Images should be left out, and everything else in the listing reproduced exactly.

Supplied information ▸
-- -- --
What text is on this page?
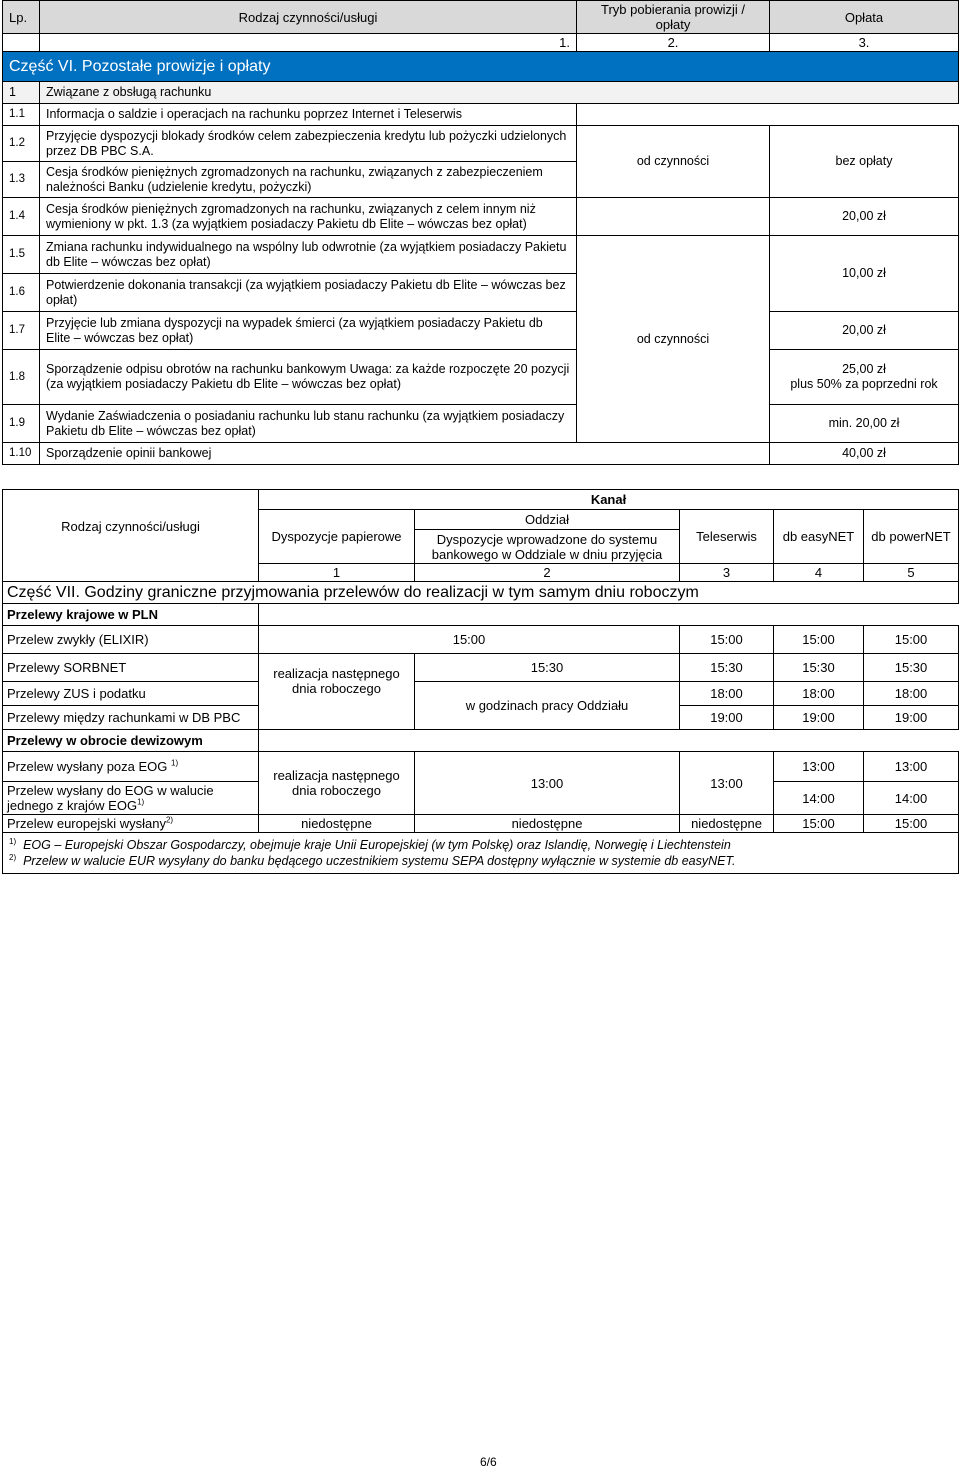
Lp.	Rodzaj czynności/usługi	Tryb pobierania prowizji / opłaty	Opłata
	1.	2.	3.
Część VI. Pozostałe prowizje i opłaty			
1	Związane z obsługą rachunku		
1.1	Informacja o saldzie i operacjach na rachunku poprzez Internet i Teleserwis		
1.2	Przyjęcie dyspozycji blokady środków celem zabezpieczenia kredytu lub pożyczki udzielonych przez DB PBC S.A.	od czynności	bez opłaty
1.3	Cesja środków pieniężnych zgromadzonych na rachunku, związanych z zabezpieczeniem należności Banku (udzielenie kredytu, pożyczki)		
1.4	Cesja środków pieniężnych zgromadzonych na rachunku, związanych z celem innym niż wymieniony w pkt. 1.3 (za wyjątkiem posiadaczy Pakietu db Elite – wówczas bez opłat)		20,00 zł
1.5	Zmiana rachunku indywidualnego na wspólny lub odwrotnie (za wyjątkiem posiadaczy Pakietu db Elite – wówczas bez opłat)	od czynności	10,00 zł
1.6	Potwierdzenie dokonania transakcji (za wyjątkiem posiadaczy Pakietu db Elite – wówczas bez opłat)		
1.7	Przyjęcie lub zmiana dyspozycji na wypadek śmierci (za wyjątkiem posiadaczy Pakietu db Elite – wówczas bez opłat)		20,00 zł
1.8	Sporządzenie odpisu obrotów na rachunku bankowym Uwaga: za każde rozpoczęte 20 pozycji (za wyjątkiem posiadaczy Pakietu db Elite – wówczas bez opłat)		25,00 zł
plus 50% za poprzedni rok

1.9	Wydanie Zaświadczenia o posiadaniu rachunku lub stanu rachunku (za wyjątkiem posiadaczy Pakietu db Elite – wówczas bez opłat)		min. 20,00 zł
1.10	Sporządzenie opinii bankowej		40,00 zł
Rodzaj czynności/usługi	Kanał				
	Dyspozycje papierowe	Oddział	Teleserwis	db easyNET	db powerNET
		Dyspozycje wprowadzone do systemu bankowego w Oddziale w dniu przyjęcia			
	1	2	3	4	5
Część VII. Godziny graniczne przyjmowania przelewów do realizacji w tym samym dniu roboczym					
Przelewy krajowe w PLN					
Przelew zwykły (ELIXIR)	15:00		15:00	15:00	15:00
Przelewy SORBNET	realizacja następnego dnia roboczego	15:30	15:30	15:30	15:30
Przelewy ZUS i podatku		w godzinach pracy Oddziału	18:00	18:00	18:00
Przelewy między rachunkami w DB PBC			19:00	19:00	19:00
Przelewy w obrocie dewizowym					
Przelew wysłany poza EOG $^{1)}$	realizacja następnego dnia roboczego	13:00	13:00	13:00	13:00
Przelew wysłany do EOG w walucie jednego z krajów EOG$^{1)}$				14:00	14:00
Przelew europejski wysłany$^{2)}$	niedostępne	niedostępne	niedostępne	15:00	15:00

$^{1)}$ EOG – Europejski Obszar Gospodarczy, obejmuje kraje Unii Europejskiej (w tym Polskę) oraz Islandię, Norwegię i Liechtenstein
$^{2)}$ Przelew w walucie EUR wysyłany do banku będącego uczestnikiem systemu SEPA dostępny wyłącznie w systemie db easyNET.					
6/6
-- -- --
Response ▸
What text is on this page?
Lp.	Rodzaj czynności/usługi	Tryb pobierania prowizji / opłaty	Opłata
	1.	2.	3.
Część VI. Pozostałe prowizje i opłaty			
1	Związane z obsługą rachunku		
1.1	Informacja o saldzie i operacjach na rachunku poprzez Internet i Teleserwis		
1.2	Przyjęcie dyspozycji blokady środków celem zabezpieczenia kredytu lub pożyczki udzielonych przez DB PBC S.A.	od czynności	bez opłaty
1.3	Cesja środków pieniężnych zgromadzonych na rachunku, związanych z zabezpieczeniem należności Banku (udzielenie kredytu, pożyczki)		
1.4	Cesja środków pieniężnych zgromadzonych na rachunku, związanych z celem innym niż wymieniony w pkt. 1.3 (za wyjątkiem posiadaczy Pakietu db Elite – wówczas bez opłat)		20,00 zł
1.5	Zmiana rachunku indywidualnego na wspólny lub odwrotnie (za wyjątkiem posiadaczy Pakietu db Elite – wówczas bez opłat)	od czynności	10,00 zł
1.6	Potwierdzenie dokonania transakcji (za wyjątkiem posiadaczy Pakietu db Elite – wówczas bez opłat)		
1.7	Przyjęcie lub zmiana dyspozycji na wypadek śmierci (za wyjątkiem posiadaczy Pakietu db Elite – wówczas bez opłat)		20,00 zł
1.8	Sporządzenie odpisu obrotów na rachunku bankowym Uwaga: za każde rozpoczęte 20 pozycji (za wyjątkiem posiadaczy Pakietu db Elite – wówczas bez opłat)		25,00 zł
plus 50% za poprzedni rok

1.9	Wydanie Zaświadczenia o posiadaniu rachunku lub stanu rachunku (za wyjątkiem posiadaczy Pakietu db Elite – wówczas bez opłat)		min. 20,00 zł
1.10	Sporządzenie opinii bankowej		40,00 zł
Rodzaj czynności/usługi	Kanał				
	Dyspozycje papierowe	Oddział	Teleserwis	db easyNET	db powerNET
		Dyspozycje wprowadzone do systemu bankowego w Oddziale w dniu przyjęcia			
	1	2	3	4	5
Część VII. Godziny graniczne przyjmowania przelewów do realizacji w tym samym dniu roboczym					
Przelewy krajowe w PLN					
Przelew zwykły (ELIXIR)	15:00		15:00	15:00	15:00
Przelewy SORBNET	realizacja następnego dnia roboczego	15:30	15:30	15:30	15:30
Przelewy ZUS i podatku		w godzinach pracy Oddziału	18:00	18:00	18:00
Przelewy między rachunkami w DB PBC			19:00	19:00	19:00
Przelewy w obrocie dewizowym					
Przelew wysłany poza EOG $^{1)}$	realizacja następnego dnia roboczego	13:00	13:00	13:00	13:00
Przelew wysłany do EOG w walucie jednego z krajów EOG$^{1)}$				14:00	14:00
Przelew europejski wysłany$^{2)}$	niedostępne	niedostępne	niedostępne	15:00	15:00

$^{1)}$ EOG – Europejski Obszar Gospodarczy, obejmuje kraje Unii Europejskiej (w tym Polskę) oraz Islandię, Norwegię i Liechtenstein
$^{2)}$ Przelew w walucie EUR wysyłany do banku będącego uczestnikiem systemu SEPA dostępny wyłącznie w systemie db easyNET.					
6/6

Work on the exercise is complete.